Record list
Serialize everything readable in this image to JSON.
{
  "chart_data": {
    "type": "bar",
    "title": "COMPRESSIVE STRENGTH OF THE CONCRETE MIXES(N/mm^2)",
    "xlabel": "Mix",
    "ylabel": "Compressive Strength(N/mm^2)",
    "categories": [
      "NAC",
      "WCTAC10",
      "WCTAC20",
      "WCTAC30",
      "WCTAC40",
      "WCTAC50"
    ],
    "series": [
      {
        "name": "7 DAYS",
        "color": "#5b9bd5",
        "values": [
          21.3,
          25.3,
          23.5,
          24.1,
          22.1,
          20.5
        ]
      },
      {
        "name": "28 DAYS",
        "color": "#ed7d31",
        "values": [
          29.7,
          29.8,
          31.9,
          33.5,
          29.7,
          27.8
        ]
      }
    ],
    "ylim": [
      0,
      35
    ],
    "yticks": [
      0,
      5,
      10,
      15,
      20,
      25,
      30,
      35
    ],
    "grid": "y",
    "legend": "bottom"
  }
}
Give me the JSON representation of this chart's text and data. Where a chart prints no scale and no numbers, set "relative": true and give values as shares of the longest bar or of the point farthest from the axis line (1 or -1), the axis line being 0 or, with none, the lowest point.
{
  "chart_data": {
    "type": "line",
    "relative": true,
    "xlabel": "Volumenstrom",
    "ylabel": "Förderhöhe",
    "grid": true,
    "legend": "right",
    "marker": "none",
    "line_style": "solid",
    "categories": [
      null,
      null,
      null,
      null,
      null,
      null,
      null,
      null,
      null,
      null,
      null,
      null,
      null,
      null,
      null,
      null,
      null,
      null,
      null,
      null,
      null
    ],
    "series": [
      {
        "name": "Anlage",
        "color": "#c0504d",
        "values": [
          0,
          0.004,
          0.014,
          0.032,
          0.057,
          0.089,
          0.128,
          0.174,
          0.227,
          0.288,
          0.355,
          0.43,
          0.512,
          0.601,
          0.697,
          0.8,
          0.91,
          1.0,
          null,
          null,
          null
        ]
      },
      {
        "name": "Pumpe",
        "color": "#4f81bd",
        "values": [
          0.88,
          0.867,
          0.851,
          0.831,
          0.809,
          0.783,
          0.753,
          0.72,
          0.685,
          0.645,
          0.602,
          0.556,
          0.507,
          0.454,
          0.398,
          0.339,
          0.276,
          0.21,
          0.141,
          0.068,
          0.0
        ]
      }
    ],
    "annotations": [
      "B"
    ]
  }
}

Description of the task
Type out the material again exactly as presented.

Completed task
Serialize everything readable in this image to JSON.
{
  "chart_data": {
    "type": "bar",
    "title": "COMPRESSIVE STRENGTH OF THE CONCRETE MIXES(N/mm^2)",
    "xlabel": "Mix",
    "ylabel": "Compressive Strength(N/mm^2)",
    "categories": [
      "NAC",
      "WCTAC10",
      "WCTAC20",
      "WCTAC30",
      "WCTAC40",
      "WCTAC50"
    ],
    "series": [
      {
        "name": "7 DAYS",
        "color": "#5b9bd5",
        "values": [
          21.3,
          25.3,
          23.5,
          24.1,
          22.1,
          20.5
        ]
      },
      {
        "name": "28 DAYS",
        "color": "#ed7d31",
        "values": [
          29.7,
          29.8,
          31.9,
          33.5,
          29.7,
          27.8
        ]
      }
    ],
    "ylim": [
      0,
      35
    ],
    "yticks": [
      0,
      5,
      10,
      15,
      20,
      25,
      30,
      35
    ],
    "grid": "y",
    "legend": "bottom"
  }
}
Give me the JSON representation of this chart's text and data. Where a chart prints no scale and no numbers, set "relative": true and give values as shares of the longest bar or of the point farthest from the axis line (1 or -1), the axis line being 0 or, with none, the lowest point.
{
  "chart_data": {
    "type": "line",
    "relative": true,
    "xlabel": "Volumenstrom",
    "ylabel": "Förderhöhe",
    "grid": true,
    "legend": "right",
    "marker": "none",
    "line_style": "solid",
    "categories": [
      null,
      null,
      null,
      null,
      null,
      null,
      null,
      null,
      null,
      null,
      null,
      null,
      null,
      null,
      null,
      null,
      null,
      null,
      null,
      null,
      null
    ],
    "series": [
      {
        "name": "Anlage",
        "color": "#c0504d",
        "values": [
          0,
          0.004,
          0.014,
          0.032,
          0.057,
          0.089,
          0.128,
          0.174,
          0.227,
          0.288,
          0.355,
          0.43,
          0.512,
          0.601,
          0.697,
          0.8,
          0.91,
          1.0,
          null,
          null,
          null
        ]
      },
      {
        "name": "Pumpe",
        "color": "#4f81bd",
        "values": [
          0.88,
          0.867,
          0.851,
          0.831,
          0.809,
          0.783,
          0.753,
          0.72,
          0.685,
          0.645,
          0.602,
          0.556,
          0.507,
          0.454,
          0.398,
          0.339,
          0.276,
          0.21,
          0.141,
          0.068,
          0.0
        ]
      }
    ],
    "annotations": [
      "B"
    ]
  }
}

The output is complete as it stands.